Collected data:
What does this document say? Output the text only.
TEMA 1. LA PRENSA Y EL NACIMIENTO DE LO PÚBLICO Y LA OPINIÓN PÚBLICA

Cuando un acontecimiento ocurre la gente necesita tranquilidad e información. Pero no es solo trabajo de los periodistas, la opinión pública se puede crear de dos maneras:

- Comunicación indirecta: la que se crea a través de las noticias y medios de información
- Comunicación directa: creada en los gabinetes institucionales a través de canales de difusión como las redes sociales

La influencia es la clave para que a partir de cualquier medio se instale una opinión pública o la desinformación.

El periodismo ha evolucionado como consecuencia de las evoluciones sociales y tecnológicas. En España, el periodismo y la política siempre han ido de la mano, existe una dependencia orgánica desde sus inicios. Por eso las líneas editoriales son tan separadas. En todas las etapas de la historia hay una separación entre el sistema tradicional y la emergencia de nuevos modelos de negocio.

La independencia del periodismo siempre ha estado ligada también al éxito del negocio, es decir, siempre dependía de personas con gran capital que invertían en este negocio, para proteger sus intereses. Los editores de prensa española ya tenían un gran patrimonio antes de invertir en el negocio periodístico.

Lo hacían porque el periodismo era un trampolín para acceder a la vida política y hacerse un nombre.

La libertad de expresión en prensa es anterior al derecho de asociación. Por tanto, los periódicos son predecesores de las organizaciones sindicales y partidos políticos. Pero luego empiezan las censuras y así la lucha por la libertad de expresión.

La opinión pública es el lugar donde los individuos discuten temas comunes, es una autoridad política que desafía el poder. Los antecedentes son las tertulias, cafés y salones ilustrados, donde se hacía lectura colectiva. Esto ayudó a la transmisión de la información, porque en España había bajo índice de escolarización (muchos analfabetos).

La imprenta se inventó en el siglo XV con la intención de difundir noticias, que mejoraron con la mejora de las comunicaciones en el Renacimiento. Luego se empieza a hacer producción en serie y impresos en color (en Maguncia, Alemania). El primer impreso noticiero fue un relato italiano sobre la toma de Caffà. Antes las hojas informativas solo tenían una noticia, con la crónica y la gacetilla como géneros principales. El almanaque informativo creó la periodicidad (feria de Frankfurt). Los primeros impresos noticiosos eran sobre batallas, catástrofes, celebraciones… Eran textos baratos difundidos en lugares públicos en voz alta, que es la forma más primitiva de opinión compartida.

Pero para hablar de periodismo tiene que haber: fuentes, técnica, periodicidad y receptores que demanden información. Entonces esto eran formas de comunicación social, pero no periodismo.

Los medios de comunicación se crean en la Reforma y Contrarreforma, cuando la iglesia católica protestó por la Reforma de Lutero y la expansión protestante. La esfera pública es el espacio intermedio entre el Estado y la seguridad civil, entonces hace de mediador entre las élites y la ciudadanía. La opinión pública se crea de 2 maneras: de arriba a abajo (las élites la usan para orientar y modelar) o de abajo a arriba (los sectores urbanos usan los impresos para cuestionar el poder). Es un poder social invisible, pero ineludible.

#### Task details
Go through the material and copy out every line with "porque" in it.

#### Result of this exercise
Lo hacían porque el periodismo era un trampolín para acceder a la vida política y hacerse un nombre.
La opinión pública es el lugar donde los individuos discuten temas comunes, es una autoridad política que desafía el poder. Los antecedentes son las tertulias, cafés y salones ilustrados, donde se hacía lectura colectiva. Esto ayudó a la transmisión de la información, porque en España había bajo índice de escolarización (muchos analfabetos).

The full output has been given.